Within the data that follows, how many lines carry the string "адресу"? Give the number alone.

┄┄┄┄┄┄

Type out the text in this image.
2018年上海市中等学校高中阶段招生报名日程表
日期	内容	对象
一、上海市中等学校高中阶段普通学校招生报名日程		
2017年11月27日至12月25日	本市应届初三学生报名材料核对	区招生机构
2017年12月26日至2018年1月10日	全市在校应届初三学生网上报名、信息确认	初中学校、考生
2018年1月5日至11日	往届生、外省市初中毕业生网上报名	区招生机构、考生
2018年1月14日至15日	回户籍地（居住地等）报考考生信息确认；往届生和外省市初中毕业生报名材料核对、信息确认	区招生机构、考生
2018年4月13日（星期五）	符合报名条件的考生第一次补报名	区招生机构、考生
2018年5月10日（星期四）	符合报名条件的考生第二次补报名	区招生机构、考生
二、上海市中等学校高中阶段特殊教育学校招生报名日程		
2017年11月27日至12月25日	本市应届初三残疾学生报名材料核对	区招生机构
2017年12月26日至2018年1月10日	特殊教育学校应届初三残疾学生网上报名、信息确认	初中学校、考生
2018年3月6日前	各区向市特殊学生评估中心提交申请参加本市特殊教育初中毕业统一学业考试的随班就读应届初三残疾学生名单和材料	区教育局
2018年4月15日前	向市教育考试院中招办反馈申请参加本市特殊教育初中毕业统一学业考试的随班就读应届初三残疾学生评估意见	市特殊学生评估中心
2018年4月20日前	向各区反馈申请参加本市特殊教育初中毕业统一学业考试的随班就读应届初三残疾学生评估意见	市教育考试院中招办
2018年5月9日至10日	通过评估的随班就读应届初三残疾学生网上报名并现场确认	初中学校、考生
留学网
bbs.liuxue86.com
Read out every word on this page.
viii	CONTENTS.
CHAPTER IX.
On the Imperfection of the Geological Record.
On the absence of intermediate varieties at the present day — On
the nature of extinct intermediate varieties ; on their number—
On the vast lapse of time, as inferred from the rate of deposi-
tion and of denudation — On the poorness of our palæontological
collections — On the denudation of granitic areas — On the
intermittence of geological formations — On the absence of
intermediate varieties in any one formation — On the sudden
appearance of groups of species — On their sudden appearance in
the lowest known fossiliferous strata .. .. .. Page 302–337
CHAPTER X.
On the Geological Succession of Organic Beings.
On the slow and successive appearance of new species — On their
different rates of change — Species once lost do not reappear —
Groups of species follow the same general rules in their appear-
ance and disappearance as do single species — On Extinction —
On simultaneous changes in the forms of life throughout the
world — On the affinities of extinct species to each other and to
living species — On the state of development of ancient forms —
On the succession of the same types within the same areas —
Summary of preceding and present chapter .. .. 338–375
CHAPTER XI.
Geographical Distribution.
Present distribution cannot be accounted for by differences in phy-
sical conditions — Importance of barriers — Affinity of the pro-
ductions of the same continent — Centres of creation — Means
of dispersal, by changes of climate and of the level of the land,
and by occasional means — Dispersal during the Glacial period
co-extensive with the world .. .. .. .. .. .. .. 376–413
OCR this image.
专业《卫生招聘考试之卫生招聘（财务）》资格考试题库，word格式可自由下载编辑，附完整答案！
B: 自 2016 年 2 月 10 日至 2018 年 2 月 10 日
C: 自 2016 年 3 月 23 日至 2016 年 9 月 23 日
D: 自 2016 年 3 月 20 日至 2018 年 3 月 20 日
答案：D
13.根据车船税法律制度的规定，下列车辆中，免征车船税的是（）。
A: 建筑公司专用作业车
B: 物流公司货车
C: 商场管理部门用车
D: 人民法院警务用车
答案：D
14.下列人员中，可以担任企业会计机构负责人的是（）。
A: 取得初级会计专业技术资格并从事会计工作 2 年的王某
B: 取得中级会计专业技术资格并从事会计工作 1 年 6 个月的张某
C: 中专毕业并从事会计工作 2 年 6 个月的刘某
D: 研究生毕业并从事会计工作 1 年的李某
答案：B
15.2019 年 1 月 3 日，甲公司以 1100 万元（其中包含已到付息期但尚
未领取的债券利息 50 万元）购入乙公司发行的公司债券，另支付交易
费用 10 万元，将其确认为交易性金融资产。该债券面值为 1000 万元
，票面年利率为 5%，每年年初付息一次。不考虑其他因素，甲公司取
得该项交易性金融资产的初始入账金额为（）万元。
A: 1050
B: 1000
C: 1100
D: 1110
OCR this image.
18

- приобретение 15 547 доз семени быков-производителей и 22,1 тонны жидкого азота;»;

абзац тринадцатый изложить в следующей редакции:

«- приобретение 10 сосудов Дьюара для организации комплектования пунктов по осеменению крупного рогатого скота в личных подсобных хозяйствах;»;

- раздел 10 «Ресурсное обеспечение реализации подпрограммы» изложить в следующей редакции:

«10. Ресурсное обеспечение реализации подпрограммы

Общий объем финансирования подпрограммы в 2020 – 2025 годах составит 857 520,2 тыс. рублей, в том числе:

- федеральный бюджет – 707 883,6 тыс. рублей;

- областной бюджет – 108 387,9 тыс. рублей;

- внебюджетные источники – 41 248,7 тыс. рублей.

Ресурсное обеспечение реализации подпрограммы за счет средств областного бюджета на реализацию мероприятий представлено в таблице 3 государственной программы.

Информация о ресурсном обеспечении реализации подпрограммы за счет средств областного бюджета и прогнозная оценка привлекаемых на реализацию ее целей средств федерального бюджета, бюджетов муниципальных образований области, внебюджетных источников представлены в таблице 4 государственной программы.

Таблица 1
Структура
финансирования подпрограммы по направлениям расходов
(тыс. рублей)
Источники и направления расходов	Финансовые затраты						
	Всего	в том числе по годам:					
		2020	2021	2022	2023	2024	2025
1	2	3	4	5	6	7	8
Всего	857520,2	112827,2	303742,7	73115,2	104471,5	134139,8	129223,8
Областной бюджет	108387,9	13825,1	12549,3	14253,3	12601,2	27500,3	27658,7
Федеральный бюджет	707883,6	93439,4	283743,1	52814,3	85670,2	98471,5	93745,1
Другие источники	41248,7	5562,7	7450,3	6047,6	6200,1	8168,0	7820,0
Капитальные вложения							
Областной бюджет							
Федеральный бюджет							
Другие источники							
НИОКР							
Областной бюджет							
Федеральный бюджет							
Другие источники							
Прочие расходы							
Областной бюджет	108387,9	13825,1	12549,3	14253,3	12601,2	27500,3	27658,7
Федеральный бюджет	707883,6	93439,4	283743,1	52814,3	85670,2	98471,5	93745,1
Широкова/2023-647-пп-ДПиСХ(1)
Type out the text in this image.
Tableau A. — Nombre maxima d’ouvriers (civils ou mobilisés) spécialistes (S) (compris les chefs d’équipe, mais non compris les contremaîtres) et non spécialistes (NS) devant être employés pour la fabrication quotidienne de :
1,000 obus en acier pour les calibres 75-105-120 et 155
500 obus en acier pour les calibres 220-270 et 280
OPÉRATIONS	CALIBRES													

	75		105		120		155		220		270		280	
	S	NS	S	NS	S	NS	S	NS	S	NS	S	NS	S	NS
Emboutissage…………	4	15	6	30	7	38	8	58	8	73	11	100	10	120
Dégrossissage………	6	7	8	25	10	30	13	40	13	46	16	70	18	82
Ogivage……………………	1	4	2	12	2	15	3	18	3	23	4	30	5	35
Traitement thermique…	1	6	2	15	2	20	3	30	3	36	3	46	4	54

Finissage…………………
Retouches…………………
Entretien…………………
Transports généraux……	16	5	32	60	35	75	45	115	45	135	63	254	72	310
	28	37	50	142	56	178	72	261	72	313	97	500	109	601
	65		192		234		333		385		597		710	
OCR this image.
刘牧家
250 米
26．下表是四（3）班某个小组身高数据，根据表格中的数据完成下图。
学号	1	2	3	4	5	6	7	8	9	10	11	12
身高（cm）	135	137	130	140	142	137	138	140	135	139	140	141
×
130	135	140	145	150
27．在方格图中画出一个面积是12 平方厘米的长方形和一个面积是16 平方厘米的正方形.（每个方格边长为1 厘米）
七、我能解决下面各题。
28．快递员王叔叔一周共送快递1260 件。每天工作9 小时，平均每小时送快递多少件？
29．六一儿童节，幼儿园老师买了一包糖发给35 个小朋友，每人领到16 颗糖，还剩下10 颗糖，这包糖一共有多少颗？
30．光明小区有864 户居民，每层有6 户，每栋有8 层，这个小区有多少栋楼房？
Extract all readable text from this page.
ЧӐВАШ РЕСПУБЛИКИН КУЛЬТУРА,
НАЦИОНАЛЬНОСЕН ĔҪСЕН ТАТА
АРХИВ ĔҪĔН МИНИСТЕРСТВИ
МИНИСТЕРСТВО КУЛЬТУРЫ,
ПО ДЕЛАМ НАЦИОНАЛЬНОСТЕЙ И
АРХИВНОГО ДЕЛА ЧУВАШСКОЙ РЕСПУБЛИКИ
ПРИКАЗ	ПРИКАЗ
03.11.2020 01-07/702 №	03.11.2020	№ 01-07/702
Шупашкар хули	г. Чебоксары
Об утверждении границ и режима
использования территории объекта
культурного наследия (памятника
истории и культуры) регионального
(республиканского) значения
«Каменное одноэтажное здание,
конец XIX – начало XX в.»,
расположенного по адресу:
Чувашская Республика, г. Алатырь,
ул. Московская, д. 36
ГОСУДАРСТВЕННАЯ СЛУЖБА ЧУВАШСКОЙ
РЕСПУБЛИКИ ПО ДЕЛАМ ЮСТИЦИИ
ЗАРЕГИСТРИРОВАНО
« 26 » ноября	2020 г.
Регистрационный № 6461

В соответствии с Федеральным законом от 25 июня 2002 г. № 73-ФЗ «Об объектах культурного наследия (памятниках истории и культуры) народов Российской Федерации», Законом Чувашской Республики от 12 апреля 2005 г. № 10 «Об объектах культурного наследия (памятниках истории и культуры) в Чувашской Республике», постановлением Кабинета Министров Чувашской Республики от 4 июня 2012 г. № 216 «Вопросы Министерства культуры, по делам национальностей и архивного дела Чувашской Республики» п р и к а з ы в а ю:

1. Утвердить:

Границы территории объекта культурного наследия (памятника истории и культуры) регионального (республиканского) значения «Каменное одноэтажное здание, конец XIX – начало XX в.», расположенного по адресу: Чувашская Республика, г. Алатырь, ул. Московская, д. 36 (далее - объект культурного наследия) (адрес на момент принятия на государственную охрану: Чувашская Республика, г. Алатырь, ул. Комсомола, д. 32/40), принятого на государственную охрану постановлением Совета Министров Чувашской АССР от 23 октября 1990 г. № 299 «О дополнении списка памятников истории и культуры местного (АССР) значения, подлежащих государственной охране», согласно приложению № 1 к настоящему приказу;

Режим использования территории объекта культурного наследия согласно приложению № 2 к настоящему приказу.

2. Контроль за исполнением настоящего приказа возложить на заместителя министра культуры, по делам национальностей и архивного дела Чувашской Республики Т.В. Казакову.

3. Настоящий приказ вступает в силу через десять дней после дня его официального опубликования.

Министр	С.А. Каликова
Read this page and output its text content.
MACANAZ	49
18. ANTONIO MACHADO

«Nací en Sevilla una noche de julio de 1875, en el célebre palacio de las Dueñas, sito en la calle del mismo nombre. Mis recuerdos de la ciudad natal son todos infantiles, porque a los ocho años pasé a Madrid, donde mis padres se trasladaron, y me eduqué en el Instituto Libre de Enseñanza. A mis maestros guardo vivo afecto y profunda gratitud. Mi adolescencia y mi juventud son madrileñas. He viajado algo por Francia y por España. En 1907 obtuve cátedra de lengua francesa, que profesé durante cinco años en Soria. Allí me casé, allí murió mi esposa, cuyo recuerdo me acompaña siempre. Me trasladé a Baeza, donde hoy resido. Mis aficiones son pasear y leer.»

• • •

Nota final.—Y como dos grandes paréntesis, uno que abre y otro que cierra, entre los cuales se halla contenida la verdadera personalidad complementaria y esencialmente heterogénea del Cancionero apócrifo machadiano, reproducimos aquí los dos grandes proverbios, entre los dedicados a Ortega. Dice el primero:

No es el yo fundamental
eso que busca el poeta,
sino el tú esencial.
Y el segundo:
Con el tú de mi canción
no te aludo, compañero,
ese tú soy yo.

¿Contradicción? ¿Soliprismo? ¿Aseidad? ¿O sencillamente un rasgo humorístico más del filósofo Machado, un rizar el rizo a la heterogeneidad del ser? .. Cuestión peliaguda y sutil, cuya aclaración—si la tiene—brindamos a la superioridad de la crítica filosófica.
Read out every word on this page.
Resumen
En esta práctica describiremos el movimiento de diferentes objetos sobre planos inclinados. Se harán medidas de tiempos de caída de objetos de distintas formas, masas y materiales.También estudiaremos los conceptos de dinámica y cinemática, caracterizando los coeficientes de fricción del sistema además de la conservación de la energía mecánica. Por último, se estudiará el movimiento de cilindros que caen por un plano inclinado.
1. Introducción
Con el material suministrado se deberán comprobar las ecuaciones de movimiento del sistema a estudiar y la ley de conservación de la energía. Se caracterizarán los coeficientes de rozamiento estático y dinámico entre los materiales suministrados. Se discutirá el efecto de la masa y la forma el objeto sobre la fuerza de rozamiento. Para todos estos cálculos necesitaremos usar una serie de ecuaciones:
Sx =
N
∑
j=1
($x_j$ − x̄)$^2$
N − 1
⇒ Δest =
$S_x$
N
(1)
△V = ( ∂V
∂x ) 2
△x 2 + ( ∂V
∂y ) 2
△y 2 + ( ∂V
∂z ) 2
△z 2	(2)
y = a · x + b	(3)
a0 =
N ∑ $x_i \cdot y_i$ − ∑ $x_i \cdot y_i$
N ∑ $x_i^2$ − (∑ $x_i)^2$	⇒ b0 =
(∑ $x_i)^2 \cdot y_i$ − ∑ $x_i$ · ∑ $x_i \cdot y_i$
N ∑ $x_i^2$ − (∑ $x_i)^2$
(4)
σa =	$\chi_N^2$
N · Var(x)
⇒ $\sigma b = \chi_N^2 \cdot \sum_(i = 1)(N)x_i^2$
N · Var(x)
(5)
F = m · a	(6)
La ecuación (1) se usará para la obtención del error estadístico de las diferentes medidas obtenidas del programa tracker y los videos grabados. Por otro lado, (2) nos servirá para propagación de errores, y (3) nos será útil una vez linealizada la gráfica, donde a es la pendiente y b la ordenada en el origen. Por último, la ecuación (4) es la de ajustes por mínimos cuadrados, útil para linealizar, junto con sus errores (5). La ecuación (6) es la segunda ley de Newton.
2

┄┄┄┄┄┄

▸ Solution to this exercise: 2